Limits do not affect scheduling. The kube-scheduler does not read limits. A pod with request: 100m and limit: 8000m will be scheduled to a node with just 100m available, then potentially burst to 8 cores and starve neighbors. The official documentation is explicit: "the kube-scheduler uses [requests] to decide which node to place the Pod on."

CPU limits do not protect the node from starvation. Under contention, CFS distributes CPU proportionally to requests. A pod without limits will not hog the node when there is actual contention. Limits only cap individual containers regardless of contention.

"OOMKilled" is not the same as "evicted." Eviction is a kubelet-initiated process that respects pod disruption budgets (soft eviction) or fires immediately (hard eviction). OOMKill is a kernel signal that terminates a process because it exceeded its cgroup memory limit. They are separate mechanisms with different causes and different remediation paths.

Memory is not "throttled." Only CPU is throttled (slowed down). Memory is killed. If someone says "the pod was throttled for memory," they probably mean it was OOMKilled, which is a fundamentally different failure mode.

Setting initial values

Starting from scratch with no production data? Three methods, in order of preference.

VPA recommendation mode

Deploy the Vertical Pod Autoscaler with UpdateMode: Off alongside your workload. Let it collect usage data for 7 to 14 days. Read the recommendations with kubectl describe vpa <name>. Validate the numbers against actual load patterns before applying.

Set minAllowed and maxAllowed bounds to prevent runaway recommendations. And do not use VPA and HPA on the same resource dimension (both targeting CPU causes conflicting scaling decisions).

Load testing with profiling

Deploy with generous initial limits. Run representative load tests (k6, Gatling, Locust) against the pod. Monitor container_memory_working_set_bytes and container_cpu_usage_seconds_total in Prometheus. Take P95 memory usage under peak load as the memory request. Add a 20% buffer for the memory limit. Take P95 CPU usage as the CPU request. Decide on a CPU limit based on the workload type (latency-sensitive: no limit or high headroom; batch: tight limit).

kubectl top as a starting point

For running workloads with no observability stack yet, kubectl top pods gives real-time usage. Compare against current requests and limits. A rough starting point: request = 1.1 to 1.2x average observed usage.

Workload type	CPU request	CPU limit	Memory request	Memory limit
Stateless web API	100–250m	None or 2–4x request	128–512Mi	1.5–2x request
Background worker	100–500m	2x request	256Mi–1Gi	1.2–1.5x request
Database sidecar	50–100m	2x request	64–128Mi	2x request
Critical stateful	Expected usage	= request (Guaranteed)	Expected usage	= request (Guaranteed)

_Provided data_:
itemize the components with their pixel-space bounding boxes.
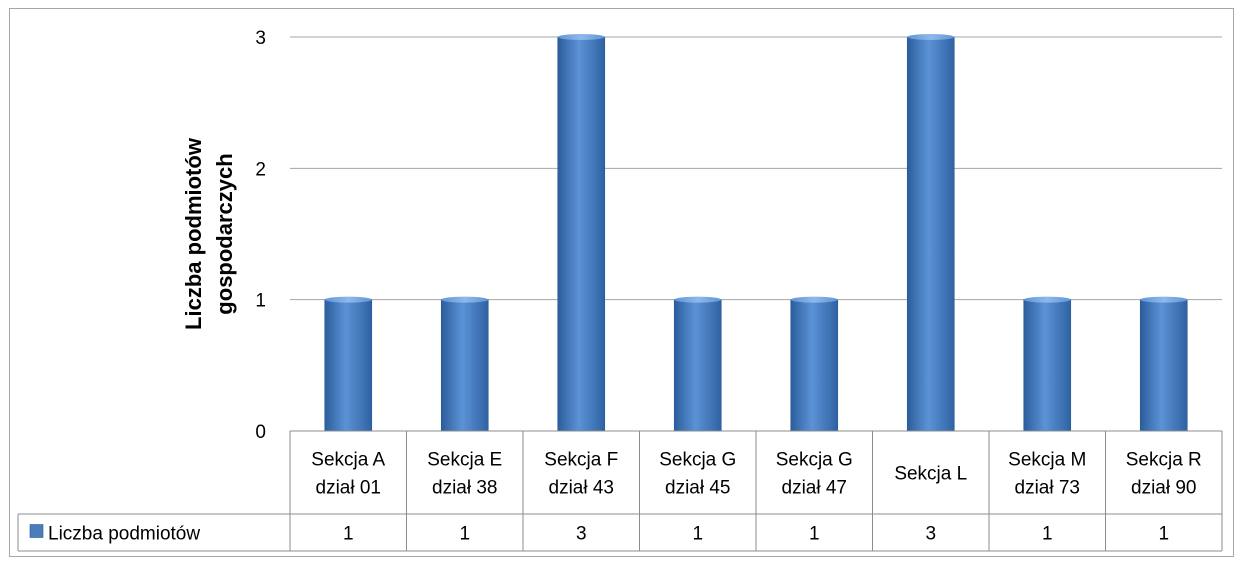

_Task set_:
1. According to the Kubernetes resource settings text, how many days should the Vertical Pod Autoscaler collect usage data in recommendation mode?
2. Continue the Kubernetes resource settings text from the point where it stops.
The lines play no part in the work here.

_Results for the exercise_:
1. 7 to 14 days.

2.
Batch job	100–500m	2x request	256Mi–2Gi	= request

These are starting points. Replace them with observed data as soon as you have it.

Overcommit strategy

Overcommit occurs when the sum of container limits across a node exceeds physical node capacity. The sum of requests can never exceed node capacity, because the scheduler prevents it. But limits can.

Why overcommit works

Applications exhibit bursty usage patterns. Web services typically consume 10 to 30% of allocated resources during normal operation, with spikes to 60 to 80%. If every pod ran at its limit simultaneously, the node would be overloaded. In practice, that rarely happens, and overcommit improves cluster density.

CPU vs. memory overcommit

CPU overcommit is low risk. Under contention, CFS shares protect pods proportionally to their requests. A node with 200% CPU overcommit (limits sum to 2x node CPU) handles contention gracefully through throttling.

Memory overcommit is high risk. There is no graceful degradation. If pods collectively exceed available memory, the kernel starts killing processes. Conservative memory overcommit (limits = 1.0 to 1.5x requests) is the norm.

The fixed-fraction headroom pattern

The official Kubernetes blog recommends limits = requests x (1 + small_percentage). Setting limits at 1.1x to 1.2x requests gives pods a small burst budget while bounding total overcommit. This produces Burstable QoS (not Guaranteed), which is the right tradeoff for most workloads.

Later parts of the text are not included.